Pick out the lines below that contain the string "ARABLE" and copy them all.

━━ STORED ROWS ━━

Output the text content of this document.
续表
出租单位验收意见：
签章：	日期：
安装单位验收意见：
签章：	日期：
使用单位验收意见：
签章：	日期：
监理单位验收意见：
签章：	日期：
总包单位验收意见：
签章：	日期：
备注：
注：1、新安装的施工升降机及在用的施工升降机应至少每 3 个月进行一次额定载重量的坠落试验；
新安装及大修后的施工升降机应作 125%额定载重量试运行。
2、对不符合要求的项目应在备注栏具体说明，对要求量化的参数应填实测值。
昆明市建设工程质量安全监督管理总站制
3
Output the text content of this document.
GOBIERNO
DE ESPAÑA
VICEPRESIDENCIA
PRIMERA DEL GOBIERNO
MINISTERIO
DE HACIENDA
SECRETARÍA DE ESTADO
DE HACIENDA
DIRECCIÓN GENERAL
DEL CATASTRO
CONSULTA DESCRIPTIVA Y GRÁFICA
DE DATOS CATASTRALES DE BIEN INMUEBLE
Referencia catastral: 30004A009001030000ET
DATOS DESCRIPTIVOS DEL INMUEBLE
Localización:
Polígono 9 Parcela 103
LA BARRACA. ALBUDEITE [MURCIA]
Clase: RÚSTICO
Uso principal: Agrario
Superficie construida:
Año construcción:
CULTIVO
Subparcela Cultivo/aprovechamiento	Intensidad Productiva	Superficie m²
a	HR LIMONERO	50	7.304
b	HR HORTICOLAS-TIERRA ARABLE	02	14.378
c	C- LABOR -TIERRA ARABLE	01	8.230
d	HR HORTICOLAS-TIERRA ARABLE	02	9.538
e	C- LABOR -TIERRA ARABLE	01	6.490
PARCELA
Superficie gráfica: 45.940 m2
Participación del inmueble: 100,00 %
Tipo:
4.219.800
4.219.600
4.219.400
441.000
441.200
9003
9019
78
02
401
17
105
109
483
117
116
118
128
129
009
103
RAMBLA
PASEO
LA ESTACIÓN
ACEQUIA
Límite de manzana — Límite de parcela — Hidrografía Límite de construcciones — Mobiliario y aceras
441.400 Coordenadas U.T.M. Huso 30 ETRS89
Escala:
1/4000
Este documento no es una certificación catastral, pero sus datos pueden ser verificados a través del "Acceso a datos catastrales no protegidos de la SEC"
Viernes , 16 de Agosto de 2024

━━━

**WRITTEN ANSWER**
b	HR HORTICOLAS-TIERRA ARABLE	02	14.378
c	C- LABOR -TIERRA ARABLE	01	8.230
d	HR HORTICOLAS-TIERRA ARABLE	02	9.538
e	C- LABOR -TIERRA ARABLE	01	6.490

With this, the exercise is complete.